_本文_
——————
プログラム

「新しい産業政策」プログラムについて

東日本大震災は、わが国が抱えていた問題点を改めて浮き彫りにした。円高や高い法人実効税率など、震災前から指摘されていたわが国企業を取り巻く環境が、昨今のエネルギー政策の見直し等でさらに厳しくなる中、製造業を中心として海外生産へのシフトが加速されることが懸念されている。産業構造がトレンドとして製造業からサービス業へとシフトしている中で、雇用の受け皿としての新たな産業分野の創出が望まれている。

こうした『「新しい産業」政策』への要請と並行して、リーマンショック直後の経済危機をきっかけとして、ここ10数年の間薄らいでいた産業政策への関心が世界的に高まっている。とりわけ急成長を政府主導のもとで遂げているように見える中国や韓国、ブラジルなどの新興国に対してどのように対抗していくのか。政策的な関心が寄せられる中で、これまでの産業政策に対する批判を踏まえた上での『新しい「産業政策』』へ理解を深める必要がある。

本プログラムは、上述のような『「新しい産業」政策』と『新しい「産業政策」』という2つの側面をバックグランドとして持ちながら、幅広い角度からのプロジェクトを企画している(下図参照)。

図:新しい産業政策プログラム(プロジェクト案)

リーマンショック後の経済危機を経て、ここ10数年の間薄らいでいた産業政策への関心が再び高まっている。わが国においても資源配分を古い産業から新しい産業へと迅速に移動させることにより、新しい財・サービスの創出につながる供給側の新陳代謝を高めて経済の持続的な成長を図るために政策的な取り組みが必要とされている。

日本経済の新陳代謝を促す上で、取り組むべき重要な課題はおおまかに、(1)新産業・新企業の創出・育成と(2)既存企業の再生・活性化の2点であろう。これらの課題は市場機能によって完全に解決することができず、政策的に取り組む余地が大きいことが今回の経済危機及び震災から明らかになった。

まず(1)については、経済成長とイノベーションの原動力となることが実証研究としても明らかにされつつあるが、独り立ちするまで長い年月を要し、息の長い取り組みが必要とされている。エネルギーや医療・介護分野でのイノベーションに大きな期待がかかる中で、国際的にも精彩を欠くわが国の起業状況についての分析も射程に入れたい。
——————
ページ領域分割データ
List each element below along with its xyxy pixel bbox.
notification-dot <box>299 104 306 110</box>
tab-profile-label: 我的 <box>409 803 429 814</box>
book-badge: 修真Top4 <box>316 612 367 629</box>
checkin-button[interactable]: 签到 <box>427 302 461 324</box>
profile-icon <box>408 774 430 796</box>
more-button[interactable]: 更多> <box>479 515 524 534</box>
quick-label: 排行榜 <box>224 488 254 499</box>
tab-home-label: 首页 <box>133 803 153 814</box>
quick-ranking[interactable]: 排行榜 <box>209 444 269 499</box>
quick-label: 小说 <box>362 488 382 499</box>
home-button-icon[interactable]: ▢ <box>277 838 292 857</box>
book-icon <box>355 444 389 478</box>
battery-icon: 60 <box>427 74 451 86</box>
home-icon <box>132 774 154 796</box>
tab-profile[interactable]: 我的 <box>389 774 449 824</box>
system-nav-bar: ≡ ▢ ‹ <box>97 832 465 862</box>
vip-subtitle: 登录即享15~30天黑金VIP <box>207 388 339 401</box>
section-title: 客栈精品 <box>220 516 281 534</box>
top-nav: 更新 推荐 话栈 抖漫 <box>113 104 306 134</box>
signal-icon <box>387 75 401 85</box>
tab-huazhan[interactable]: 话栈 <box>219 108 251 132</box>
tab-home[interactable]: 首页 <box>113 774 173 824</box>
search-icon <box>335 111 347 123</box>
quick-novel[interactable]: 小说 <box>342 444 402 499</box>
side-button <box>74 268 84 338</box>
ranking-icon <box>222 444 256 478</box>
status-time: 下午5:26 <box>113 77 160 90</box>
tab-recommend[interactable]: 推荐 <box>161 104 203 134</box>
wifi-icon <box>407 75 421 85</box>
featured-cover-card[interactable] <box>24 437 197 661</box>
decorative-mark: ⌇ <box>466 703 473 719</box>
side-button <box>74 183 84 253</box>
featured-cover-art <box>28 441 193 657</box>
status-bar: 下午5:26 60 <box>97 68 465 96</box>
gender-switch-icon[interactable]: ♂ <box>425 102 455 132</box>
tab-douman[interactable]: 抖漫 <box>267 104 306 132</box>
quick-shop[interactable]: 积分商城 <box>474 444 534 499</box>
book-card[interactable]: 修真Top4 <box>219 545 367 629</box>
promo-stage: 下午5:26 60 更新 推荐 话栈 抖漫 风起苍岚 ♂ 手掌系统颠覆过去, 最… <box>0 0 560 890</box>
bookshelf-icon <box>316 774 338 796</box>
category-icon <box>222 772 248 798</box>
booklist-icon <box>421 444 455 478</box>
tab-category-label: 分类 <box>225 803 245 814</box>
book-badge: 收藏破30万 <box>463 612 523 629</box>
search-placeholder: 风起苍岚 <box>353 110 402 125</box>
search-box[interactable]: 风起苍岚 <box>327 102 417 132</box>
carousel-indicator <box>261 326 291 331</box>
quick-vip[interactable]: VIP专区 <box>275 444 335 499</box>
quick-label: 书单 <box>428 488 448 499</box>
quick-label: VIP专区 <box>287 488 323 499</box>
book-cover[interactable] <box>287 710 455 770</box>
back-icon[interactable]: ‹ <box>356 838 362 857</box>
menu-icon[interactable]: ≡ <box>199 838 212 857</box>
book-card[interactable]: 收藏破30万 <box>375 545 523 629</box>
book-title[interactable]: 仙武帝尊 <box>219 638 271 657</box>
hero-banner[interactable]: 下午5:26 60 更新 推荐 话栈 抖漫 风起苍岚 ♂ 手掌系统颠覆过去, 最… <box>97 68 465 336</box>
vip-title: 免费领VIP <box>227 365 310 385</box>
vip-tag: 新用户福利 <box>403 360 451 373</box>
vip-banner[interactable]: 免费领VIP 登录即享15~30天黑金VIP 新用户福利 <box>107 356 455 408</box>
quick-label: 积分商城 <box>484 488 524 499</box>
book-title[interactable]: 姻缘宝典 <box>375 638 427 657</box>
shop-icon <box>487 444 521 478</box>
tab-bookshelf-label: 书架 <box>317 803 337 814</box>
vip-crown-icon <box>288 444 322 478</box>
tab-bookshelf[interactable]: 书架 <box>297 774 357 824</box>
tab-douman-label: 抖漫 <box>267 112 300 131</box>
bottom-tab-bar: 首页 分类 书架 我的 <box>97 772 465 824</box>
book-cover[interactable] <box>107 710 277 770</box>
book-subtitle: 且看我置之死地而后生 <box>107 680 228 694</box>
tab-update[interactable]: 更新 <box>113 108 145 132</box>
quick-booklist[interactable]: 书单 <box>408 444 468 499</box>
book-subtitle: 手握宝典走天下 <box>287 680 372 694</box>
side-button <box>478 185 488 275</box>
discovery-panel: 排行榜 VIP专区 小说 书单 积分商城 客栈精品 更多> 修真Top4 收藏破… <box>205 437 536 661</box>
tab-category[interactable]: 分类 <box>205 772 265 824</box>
——————
_課題 1_
本文の「日本経済の新陳代謝を促す上で」で始まる段落を、主な事実を残したまま箇条書きにするとどうなりますか?
_課題 2_
本文のうち「リーマンショック後の経済危機」から「いての分析も射程に入れたい。」までの部分を、そのまま書き写してもらえますか?

_解答欄 1_
- 日本経済の新陳代謝を促すうえで取り組むべき重要な課題は、おおまかに次の2点である。
  - (1)新産業・新企業の創出・育成
  - (2)既存企業の再生・活性化
- これらの課題は市場機能だけでは完全に解決できず、政策的に取り組む余地が大きい。
- このことは、今回の経済危機と震災から明らかになった。

_解答欄 2_
リーマンショック後の経済危機を経て、ここ10数年の間薄らいでいた産業政策への関心が再び高まっている。わが国においても資源配分を古い産業から新しい産業へと迅速に移動させることにより、新しい財・サービスの創出につながる供給側の新陳代謝を高めて経済の持続的な成長を図るために政策的な取り組みが必要とされている。

日本経済の新陳代謝を促す上で、取り組むべき重要な課題はおおまかに、(1)新産業・新企業の創出・育成と(2)既存企業の再生・活性化の2点であろう。これらの課題は市場機能によって完全に解決することができず、政策的に取り組む余地が大きいことが今回の経済危機及び震災から明らかになった。

まず(1)については、経済成長とイノベーションの原動力となることが実証研究としても明らかにされつつあるが、独り立ちするまで長い年月を要し、息の長い取り組みが必要とされている。エネルギーや医療・介護分野でのイノベーションに大きな期待がかかる中で、国際的にも精彩を欠くわが国の起業状況についての分析も射程に入れたい。